Write out each record in full and exactly as given. Skip any pictures.

- [DATA EXCERPTS]
== == ==

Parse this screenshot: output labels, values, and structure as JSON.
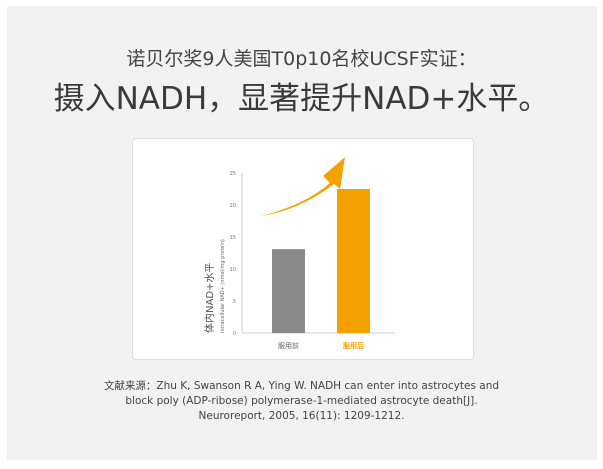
{
  "heading": {
    "line1": "诺贝尔奖9人美国T0p10名校UCSF实证：",
    "line2": "摄入NADH，显著提升NAD+水平。"
  },
  "chart_data": {
    "type": "bar",
    "categories": [
      "服用前",
      "服用后"
    ],
    "values": [
      13.1,
      22.5
    ],
    "colors": [
      "#8a8a8a",
      "#f5a200"
    ],
    "ylabel": "体内NAD+水平",
    "ylabel_sub": "Intracellular NAD+ (nmol/mg protein)",
    "ylim": [
      0,
      25
    ],
    "yticks": [
      "0",
      "5",
      "10",
      "15",
      "20",
      "25"
    ],
    "arrow_color": "#f5a200",
    "grid": false
  },
  "reference": {
    "line1": "文献来源：Zhu K, Swanson R A, Ying W. NADH can enter into astrocytes and",
    "line2": "block poly (ADP-ribose) polymerase-1-mediated astrocyte death[J].",
    "line3": "Neuroreport, 2005, 16(11): 1209-1212."
  }
}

== == ==

- [ANSWER FOR THIS EXERCISE]
Parse this screenshot: output labels, values, and structure as JSON.
{
  "heading": {
    "line1": "诺贝尔奖9人美国T0p10名校UCSF实证：",
    "line2": "摄入NADH，显著提升NAD+水平。"
  },
  "chart_data": {
    "type": "bar",
    "categories": [
      "服用前",
      "服用后"
    ],
    "values": [
      13.1,
      22.5
    ],
    "colors": [
      "#8a8a8a",
      "#f5a200"
    ],
    "ylabel": "体内NAD+水平",
    "ylabel_sub": "Intracellular NAD+ (nmol/mg protein)",
    "ylim": [
      0,
      25
    ],
    "yticks": [
      "0",
      "5",
      "10",
      "15",
      "20",
      "25"
    ],
    "arrow_color": "#f5a200",
    "grid": false
  },
  "reference": {
    "line1": "文献来源：Zhu K, Swanson R A, Ying W. NADH can enter into astrocytes and",
    "line2": "block poly (ADP-ribose) polymerase-1-mediated astrocyte death[J].",
    "line3": "Neuroreport, 2005, 16(11): 1209-1212."
  }
}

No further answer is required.